(Dataset rows)

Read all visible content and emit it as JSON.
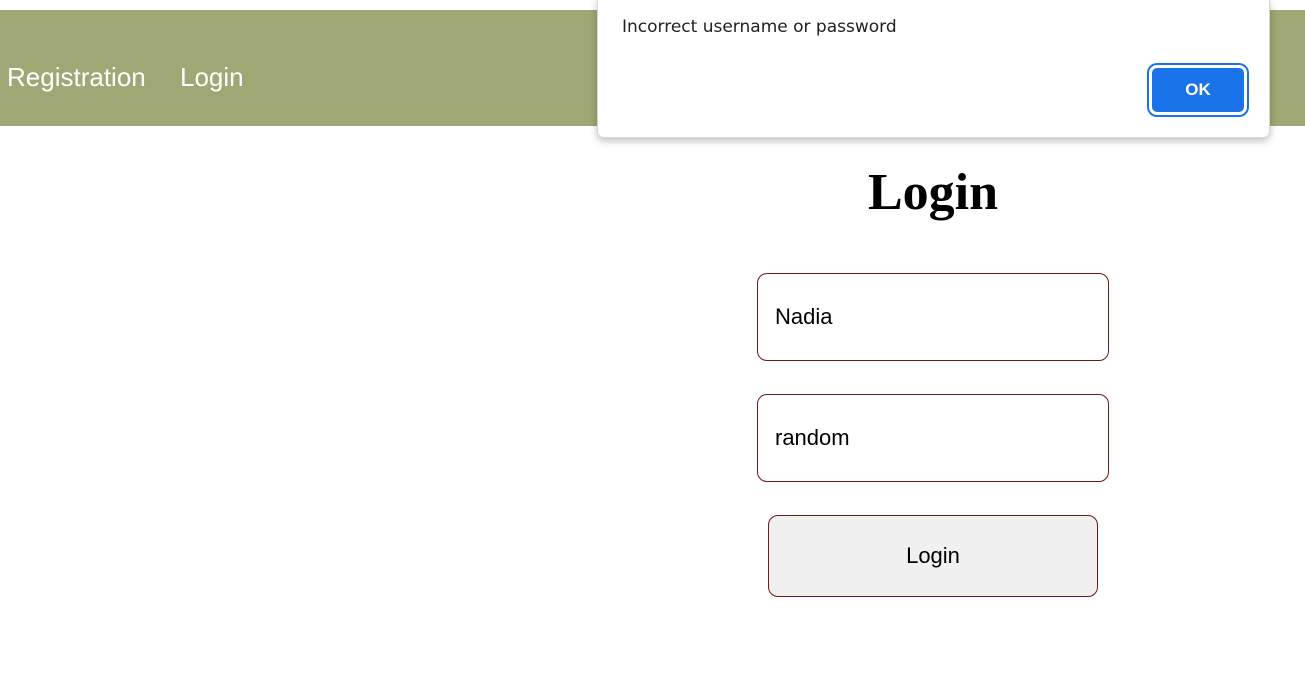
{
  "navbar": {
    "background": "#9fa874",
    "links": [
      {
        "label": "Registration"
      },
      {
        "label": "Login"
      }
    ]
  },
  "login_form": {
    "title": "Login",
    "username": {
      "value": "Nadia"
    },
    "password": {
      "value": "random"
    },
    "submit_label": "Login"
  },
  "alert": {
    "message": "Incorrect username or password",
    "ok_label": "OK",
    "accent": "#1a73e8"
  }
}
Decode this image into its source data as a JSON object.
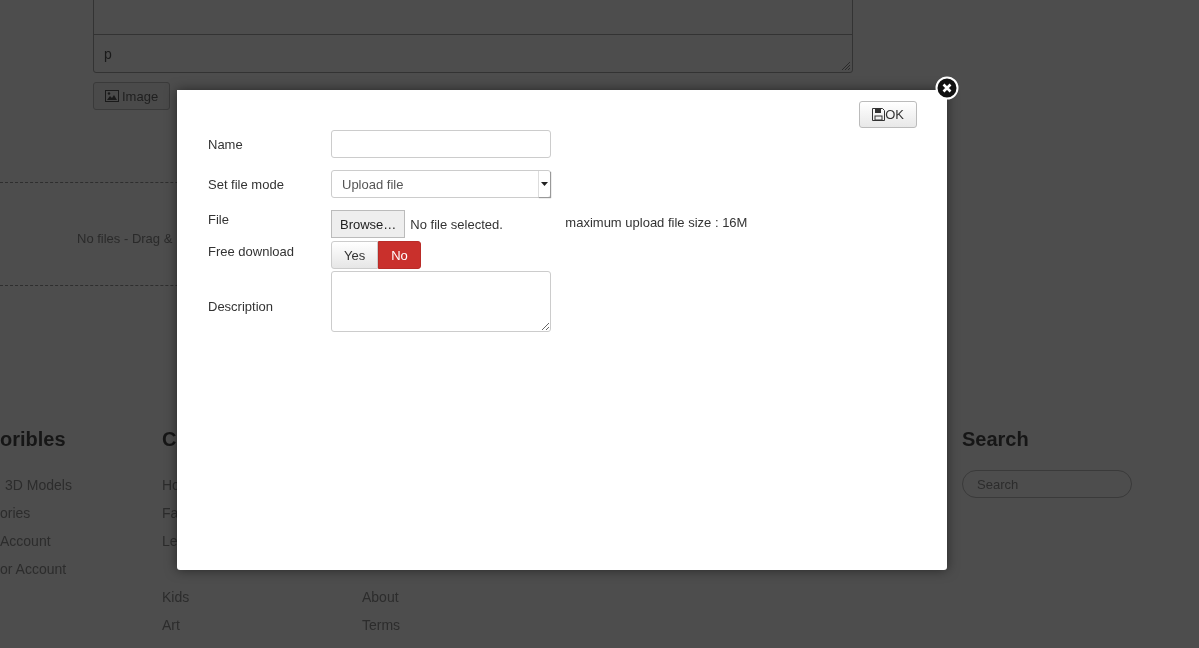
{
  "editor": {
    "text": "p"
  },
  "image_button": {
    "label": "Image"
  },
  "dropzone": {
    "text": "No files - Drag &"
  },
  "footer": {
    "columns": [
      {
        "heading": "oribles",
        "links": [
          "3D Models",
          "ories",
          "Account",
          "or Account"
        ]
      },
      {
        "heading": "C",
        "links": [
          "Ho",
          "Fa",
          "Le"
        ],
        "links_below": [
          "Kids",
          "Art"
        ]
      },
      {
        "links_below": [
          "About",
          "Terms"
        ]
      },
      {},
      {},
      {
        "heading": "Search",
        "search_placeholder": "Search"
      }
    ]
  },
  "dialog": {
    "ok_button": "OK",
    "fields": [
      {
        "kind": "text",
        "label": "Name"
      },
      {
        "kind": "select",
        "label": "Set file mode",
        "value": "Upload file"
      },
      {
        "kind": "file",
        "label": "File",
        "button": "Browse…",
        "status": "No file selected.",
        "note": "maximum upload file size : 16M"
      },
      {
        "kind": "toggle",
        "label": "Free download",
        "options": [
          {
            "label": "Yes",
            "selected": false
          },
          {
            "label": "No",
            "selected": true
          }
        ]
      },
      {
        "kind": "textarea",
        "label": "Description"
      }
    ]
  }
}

## What you should do
Without the pictures, repeat the listing above exactly.

## Solved exercise
Read all visible content and emit it as JSON.
{
  "navbar": {
    "background": "#9fa874",
    "links": [
      {
        "label": "Registration"
      },
      {
        "label": "Login"
      }
    ]
  },
  "login_form": {
    "title": "Login",
    "username": {
      "value": "Nadia"
    },
    "password": {
      "value": "random"
    },
    "submit_label": "Login"
  },
  "alert": {
    "message": "Incorrect username or password",
    "ok_label": "OK",
    "accent": "#1a73e8"
  }
}
Decode this image into its source data as a JSON object.
{
  "editor": {
    "text": "p"
  },
  "image_button": {
    "label": "Image"
  },
  "dropzone": {
    "text": "No files - Drag &"
  },
  "footer": {
    "columns": [
      {
        "heading": "oribles",
        "links": [
          "3D Models",
          "ories",
          "Account",
          "or Account"
        ]
      },
      {
        "heading": "C",
        "links": [
          "Ho",
          "Fa",
          "Le"
        ],
        "links_below": [
          "Kids",
          "Art"
        ]
      },
      {
        "links_below": [
          "About",
          "Terms"
        ]
      },
      {},
      {},
      {
        "heading": "Search",
        "search_placeholder": "Search"
      }
    ]
  },
  "dialog": {
    "ok_button": "OK",
    "fields": [
      {
        "kind": "text",
        "label": "Name"
      },
      {
        "kind": "select",
        "label": "Set file mode",
        "value": "Upload file"
      },
      {
        "kind": "file",
        "label": "File",
        "button": "Browse…",
        "status": "No file selected.",
        "note": "maximum upload file size : 16M"
      },
      {
        "kind": "toggle",
        "label": "Free download",
        "options": [
          {
            "label": "Yes",
            "selected": false
          },
          {
            "label": "No",
            "selected": true
          }
        ]
      },
      {
        "kind": "textarea",
        "label": "Description"
      }
    ]
  }
}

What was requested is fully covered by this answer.